### WHAT THE TASK ASKS
For the records below, say how many lines contain the string "Zonal". Give the number only.
— begin —
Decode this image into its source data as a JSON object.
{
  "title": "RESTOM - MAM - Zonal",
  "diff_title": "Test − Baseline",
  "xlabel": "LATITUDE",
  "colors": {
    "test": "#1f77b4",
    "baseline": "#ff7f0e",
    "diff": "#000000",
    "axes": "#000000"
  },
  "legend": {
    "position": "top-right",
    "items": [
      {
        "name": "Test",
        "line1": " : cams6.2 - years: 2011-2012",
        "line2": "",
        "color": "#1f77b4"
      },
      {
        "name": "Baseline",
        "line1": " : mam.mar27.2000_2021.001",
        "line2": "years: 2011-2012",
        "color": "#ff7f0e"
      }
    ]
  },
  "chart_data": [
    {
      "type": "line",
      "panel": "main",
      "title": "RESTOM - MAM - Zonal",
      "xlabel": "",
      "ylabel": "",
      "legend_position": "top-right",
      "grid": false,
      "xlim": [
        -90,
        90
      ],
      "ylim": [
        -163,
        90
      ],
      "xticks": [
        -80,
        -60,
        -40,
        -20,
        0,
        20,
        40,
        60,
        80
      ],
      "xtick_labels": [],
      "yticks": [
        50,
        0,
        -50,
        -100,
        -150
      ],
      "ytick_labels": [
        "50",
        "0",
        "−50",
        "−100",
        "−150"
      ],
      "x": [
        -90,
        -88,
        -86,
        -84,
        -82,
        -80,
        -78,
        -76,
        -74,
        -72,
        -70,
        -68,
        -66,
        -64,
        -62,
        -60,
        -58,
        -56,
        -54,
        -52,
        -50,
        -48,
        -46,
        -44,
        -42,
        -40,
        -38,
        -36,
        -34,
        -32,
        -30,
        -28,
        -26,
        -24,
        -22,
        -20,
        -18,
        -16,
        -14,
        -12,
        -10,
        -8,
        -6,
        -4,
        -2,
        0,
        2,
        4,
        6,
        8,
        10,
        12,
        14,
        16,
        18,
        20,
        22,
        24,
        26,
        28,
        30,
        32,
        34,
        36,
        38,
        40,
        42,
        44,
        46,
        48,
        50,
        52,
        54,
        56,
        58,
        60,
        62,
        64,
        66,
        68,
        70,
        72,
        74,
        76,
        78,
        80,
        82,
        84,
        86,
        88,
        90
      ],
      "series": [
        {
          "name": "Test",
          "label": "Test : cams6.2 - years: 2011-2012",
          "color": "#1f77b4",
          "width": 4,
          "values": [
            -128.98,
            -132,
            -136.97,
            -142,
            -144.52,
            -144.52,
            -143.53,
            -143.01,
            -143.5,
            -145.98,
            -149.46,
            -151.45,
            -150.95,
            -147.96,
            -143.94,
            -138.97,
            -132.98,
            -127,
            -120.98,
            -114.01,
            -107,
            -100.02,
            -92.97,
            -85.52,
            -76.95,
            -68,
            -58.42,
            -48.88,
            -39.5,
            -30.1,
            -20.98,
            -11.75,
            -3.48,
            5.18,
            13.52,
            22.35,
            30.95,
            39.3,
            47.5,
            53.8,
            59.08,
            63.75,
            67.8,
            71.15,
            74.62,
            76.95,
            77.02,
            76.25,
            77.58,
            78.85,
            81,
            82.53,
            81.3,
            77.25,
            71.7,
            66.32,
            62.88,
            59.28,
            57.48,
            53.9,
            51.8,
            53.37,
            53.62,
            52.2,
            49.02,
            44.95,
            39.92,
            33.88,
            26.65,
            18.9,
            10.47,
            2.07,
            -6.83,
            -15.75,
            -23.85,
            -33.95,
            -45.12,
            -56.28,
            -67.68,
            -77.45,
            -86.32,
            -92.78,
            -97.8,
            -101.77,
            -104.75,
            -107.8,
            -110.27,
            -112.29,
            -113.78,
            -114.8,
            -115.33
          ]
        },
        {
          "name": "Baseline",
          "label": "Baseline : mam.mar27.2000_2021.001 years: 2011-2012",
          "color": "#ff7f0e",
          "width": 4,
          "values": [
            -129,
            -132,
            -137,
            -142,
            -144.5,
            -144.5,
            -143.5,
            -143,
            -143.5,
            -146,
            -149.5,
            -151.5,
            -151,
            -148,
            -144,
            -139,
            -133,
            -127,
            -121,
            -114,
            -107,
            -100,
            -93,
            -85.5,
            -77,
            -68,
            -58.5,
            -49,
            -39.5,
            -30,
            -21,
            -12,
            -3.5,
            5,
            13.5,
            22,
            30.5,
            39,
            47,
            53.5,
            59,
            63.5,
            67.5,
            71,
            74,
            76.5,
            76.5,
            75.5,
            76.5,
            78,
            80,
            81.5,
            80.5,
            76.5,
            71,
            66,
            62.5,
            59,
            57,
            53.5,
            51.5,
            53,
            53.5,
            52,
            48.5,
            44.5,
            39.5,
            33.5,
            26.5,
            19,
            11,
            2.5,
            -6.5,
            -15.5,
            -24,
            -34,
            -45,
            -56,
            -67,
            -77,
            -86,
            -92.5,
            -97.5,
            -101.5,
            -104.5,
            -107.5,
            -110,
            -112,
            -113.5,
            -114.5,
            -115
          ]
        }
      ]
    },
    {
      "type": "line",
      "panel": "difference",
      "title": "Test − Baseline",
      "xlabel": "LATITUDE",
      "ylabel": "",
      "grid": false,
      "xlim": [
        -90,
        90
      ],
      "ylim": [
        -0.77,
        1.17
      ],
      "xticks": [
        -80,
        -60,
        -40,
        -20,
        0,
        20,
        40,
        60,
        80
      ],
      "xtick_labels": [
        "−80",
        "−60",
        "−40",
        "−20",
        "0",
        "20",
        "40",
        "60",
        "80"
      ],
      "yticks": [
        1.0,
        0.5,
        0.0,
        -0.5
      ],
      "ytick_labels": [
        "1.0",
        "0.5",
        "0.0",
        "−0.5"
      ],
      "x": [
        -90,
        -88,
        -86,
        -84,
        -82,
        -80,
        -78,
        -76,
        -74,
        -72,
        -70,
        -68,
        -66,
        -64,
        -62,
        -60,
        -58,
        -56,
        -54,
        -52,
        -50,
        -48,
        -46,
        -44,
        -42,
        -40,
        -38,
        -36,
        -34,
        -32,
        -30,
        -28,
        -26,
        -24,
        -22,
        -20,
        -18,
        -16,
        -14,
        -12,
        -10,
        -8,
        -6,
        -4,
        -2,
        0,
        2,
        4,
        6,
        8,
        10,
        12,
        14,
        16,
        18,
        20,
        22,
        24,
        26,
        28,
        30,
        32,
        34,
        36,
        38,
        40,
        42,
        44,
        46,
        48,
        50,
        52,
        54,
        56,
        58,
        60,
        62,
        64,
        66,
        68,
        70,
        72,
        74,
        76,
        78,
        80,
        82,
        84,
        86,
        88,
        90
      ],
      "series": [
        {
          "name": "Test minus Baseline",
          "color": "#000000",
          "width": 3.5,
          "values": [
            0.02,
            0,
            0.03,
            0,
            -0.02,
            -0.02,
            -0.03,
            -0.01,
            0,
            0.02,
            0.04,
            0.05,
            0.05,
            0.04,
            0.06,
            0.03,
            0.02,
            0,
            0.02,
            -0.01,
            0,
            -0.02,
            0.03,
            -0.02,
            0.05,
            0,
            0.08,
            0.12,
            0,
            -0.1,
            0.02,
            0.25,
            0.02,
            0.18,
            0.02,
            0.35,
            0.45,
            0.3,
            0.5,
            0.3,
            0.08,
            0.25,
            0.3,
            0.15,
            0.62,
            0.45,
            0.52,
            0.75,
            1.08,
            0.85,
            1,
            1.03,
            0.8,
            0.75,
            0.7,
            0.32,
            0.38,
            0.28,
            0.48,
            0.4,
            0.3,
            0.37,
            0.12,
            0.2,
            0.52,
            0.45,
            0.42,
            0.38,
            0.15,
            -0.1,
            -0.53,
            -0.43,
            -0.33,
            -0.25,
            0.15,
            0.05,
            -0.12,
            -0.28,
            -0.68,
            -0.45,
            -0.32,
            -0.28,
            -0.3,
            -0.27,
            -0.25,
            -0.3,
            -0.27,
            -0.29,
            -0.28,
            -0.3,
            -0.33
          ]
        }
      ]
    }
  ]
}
— end —
### SOLUTION FOR THIS TASK
2